> Stated goal
Copy the following lines verbatim, from the line containing "List every element" through the line containing "invoice-heading: INVOICE <box>786", inclusive of both.

> Stored data
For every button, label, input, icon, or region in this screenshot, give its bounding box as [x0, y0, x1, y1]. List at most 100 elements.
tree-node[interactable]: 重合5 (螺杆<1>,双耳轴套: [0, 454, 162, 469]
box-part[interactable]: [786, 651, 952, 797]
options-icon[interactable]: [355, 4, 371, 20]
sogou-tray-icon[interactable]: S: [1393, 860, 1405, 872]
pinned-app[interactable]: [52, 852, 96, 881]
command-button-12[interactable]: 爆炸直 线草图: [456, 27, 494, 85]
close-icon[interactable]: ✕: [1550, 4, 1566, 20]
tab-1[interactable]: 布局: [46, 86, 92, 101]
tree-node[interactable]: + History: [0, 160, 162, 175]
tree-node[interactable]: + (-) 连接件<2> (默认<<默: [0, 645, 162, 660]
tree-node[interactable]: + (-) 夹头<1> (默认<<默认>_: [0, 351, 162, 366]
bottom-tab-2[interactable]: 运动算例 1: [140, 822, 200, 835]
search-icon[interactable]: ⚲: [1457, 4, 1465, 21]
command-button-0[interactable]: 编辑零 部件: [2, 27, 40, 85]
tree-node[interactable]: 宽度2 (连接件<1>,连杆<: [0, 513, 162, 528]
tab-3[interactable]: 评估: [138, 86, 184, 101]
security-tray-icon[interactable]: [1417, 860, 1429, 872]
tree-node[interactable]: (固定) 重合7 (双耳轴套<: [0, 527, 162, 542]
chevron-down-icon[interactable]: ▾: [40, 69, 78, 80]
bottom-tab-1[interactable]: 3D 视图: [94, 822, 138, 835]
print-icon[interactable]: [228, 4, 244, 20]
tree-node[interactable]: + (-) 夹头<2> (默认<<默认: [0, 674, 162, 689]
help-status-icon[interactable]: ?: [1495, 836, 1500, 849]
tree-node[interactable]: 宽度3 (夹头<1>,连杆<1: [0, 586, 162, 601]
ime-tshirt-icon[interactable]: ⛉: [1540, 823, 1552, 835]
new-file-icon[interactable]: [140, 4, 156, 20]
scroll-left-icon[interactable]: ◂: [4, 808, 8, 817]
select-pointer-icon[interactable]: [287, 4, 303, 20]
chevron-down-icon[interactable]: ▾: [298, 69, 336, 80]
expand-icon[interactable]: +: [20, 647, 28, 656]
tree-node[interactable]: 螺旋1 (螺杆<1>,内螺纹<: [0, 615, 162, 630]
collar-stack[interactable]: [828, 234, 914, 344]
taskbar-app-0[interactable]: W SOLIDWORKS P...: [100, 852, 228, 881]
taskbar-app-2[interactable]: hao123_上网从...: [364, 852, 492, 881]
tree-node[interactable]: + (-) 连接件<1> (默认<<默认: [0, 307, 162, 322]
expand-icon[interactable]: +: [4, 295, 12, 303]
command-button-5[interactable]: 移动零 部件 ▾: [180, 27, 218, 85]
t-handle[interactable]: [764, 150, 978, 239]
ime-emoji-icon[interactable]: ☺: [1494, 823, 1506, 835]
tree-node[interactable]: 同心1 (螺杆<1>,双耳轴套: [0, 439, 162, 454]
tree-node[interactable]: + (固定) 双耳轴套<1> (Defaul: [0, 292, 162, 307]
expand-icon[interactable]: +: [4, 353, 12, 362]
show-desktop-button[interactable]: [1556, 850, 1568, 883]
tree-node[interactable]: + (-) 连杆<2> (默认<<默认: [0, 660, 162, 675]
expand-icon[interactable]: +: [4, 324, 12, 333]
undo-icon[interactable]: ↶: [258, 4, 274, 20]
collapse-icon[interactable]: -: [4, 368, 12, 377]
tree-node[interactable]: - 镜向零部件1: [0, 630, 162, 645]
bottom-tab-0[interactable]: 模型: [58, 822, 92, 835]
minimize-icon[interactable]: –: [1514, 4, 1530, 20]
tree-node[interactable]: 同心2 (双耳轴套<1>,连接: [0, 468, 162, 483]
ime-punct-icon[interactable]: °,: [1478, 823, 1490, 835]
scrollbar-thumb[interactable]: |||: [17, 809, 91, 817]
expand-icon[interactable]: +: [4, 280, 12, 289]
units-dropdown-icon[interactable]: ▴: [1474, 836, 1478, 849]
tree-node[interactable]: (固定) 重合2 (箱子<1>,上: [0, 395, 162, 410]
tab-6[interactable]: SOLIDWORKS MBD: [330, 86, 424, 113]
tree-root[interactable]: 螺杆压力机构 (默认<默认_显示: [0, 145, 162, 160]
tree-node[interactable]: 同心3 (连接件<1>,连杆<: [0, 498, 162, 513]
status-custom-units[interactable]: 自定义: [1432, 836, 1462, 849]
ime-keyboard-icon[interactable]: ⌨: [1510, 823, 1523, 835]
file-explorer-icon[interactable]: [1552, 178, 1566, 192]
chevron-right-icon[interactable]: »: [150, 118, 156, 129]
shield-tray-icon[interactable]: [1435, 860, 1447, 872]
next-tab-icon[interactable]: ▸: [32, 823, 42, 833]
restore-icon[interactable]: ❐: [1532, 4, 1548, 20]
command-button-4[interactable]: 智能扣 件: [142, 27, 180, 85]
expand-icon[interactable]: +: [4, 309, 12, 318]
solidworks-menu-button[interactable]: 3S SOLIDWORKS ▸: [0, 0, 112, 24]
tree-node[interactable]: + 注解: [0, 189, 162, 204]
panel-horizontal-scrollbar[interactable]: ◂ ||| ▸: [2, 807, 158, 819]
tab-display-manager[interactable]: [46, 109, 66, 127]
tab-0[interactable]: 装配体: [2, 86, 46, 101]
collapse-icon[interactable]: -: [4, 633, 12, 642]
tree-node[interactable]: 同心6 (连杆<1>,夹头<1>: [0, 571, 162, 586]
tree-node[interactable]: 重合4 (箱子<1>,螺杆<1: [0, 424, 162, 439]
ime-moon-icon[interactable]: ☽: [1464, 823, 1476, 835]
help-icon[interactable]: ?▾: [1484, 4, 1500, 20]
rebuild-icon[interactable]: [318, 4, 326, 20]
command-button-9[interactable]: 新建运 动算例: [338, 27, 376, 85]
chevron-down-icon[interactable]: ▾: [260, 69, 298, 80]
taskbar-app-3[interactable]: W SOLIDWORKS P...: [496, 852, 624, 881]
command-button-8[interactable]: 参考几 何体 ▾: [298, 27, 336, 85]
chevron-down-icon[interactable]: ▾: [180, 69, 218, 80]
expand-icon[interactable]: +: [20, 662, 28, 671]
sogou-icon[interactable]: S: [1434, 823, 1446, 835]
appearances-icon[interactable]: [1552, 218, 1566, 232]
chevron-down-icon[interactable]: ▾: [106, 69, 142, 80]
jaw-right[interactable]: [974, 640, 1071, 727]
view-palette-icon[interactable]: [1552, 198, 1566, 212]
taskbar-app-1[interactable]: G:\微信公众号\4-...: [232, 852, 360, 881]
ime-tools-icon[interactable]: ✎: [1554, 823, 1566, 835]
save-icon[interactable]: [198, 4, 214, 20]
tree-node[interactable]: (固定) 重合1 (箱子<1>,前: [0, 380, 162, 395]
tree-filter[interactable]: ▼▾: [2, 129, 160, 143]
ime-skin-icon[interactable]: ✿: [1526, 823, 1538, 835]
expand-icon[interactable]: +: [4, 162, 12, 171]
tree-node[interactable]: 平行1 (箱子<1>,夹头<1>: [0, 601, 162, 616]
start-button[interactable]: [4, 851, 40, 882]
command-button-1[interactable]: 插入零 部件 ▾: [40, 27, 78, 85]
--
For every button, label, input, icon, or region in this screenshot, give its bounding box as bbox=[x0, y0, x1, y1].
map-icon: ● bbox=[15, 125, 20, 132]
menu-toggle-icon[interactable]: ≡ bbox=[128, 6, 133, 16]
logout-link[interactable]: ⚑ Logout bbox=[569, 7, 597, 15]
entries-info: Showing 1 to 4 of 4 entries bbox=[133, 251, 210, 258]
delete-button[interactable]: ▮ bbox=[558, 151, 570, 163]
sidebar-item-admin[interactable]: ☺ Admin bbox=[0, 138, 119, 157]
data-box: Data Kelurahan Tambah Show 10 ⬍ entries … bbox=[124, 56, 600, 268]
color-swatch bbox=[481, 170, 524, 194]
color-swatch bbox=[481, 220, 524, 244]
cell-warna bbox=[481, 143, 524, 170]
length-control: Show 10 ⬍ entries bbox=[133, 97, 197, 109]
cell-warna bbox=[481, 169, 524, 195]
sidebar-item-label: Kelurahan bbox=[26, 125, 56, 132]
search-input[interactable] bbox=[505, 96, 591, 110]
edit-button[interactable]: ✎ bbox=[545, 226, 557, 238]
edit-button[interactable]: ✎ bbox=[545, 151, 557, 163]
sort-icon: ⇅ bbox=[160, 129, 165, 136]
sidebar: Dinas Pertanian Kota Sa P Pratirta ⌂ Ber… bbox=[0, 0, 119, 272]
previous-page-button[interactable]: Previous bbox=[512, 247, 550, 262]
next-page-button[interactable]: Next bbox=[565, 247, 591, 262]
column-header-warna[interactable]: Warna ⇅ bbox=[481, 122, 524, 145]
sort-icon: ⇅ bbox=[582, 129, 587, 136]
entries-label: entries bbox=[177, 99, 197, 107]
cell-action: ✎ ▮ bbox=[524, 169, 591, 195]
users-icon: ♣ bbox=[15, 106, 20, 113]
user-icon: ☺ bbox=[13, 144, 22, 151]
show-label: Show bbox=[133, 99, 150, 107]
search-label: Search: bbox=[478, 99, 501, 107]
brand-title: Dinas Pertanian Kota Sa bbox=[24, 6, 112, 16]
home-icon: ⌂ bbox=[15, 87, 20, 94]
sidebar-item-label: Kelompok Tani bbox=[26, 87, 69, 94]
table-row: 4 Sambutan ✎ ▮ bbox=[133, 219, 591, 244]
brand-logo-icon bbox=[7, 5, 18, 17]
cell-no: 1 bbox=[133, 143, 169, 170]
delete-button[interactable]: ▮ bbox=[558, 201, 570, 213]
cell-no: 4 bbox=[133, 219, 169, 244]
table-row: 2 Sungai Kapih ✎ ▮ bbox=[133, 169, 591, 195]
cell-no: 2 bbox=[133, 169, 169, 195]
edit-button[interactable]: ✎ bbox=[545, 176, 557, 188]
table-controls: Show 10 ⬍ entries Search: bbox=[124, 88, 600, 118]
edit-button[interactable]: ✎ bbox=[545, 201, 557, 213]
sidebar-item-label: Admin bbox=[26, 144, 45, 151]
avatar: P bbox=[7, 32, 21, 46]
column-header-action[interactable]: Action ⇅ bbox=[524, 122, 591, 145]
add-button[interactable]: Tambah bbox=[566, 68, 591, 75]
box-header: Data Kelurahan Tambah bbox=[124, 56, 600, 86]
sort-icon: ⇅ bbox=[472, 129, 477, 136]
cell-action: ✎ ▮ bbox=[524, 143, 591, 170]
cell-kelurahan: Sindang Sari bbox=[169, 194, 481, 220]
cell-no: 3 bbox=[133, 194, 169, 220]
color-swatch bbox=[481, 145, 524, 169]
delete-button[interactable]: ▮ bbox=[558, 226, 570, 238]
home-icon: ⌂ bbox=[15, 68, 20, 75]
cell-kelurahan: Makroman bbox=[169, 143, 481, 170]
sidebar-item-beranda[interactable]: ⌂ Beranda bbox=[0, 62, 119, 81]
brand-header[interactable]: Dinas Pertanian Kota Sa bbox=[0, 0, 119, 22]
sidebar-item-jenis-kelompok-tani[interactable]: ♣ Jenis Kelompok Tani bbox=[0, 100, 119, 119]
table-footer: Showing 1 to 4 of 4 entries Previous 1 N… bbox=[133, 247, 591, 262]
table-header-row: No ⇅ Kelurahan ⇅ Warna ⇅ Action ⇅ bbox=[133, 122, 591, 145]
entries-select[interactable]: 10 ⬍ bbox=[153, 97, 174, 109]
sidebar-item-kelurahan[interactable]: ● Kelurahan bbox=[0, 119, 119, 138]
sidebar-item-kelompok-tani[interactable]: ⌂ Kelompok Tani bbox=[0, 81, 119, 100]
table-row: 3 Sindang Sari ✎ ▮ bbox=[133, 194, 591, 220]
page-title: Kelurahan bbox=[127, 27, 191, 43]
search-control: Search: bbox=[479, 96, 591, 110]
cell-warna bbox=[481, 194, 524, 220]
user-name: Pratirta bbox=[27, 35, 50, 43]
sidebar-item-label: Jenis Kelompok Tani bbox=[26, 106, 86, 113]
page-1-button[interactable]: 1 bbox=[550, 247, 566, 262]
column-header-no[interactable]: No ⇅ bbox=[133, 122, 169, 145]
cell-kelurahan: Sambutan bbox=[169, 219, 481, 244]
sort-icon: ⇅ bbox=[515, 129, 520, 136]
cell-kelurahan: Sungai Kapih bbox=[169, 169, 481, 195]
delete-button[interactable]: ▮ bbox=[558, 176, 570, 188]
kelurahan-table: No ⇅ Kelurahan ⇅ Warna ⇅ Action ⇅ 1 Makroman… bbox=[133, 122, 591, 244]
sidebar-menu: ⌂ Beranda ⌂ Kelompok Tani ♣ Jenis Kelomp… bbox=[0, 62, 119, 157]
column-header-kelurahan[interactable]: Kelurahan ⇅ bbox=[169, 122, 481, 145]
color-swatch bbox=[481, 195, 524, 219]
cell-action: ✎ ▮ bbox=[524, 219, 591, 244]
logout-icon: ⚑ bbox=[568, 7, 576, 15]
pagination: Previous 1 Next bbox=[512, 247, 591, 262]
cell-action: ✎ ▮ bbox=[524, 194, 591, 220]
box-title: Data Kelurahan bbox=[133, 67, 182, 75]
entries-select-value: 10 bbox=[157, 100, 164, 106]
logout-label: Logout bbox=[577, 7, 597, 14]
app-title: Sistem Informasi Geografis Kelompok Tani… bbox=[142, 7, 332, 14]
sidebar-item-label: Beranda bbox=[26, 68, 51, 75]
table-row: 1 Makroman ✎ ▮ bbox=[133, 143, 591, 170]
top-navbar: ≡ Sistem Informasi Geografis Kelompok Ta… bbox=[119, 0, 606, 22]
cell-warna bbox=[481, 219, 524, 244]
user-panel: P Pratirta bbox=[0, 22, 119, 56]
...
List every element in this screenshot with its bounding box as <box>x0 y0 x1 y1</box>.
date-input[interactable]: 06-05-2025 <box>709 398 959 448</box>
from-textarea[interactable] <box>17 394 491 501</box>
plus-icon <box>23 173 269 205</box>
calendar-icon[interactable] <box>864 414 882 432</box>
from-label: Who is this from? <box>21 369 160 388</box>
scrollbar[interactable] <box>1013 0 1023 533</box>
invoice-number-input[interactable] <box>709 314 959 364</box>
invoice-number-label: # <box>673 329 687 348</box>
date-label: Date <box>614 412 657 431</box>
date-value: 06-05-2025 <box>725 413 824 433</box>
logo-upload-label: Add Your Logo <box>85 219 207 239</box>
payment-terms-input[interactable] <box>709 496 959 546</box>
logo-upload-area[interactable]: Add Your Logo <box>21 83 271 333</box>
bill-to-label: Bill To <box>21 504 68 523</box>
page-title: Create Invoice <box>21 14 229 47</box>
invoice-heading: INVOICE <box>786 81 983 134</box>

> Exercise answer
List every element in this screenshot with its bounding box as <box>x0 y0 x1 y1</box>.
date-input[interactable]: 06-05-2025 <box>709 398 959 448</box>
from-textarea[interactable] <box>17 394 491 501</box>
plus-icon <box>23 173 269 205</box>
calendar-icon[interactable] <box>864 414 882 432</box>
from-label: Who is this from? <box>21 369 160 388</box>
scrollbar[interactable] <box>1013 0 1023 533</box>
invoice-number-input[interactable] <box>709 314 959 364</box>
invoice-number-label: # <box>673 329 687 348</box>
date-label: Date <box>614 412 657 431</box>
date-value: 06-05-2025 <box>725 413 824 433</box>
logo-upload-label: Add Your Logo <box>85 219 207 239</box>
payment-terms-input[interactable] <box>709 496 959 546</box>
logo-upload-area[interactable]: Add Your Logo <box>21 83 271 333</box>
bill-to-label: Bill To <box>21 504 68 523</box>
page-title: Create Invoice <box>21 14 229 47</box>
invoice-heading: INVOICE <box>786 81 983 134</box>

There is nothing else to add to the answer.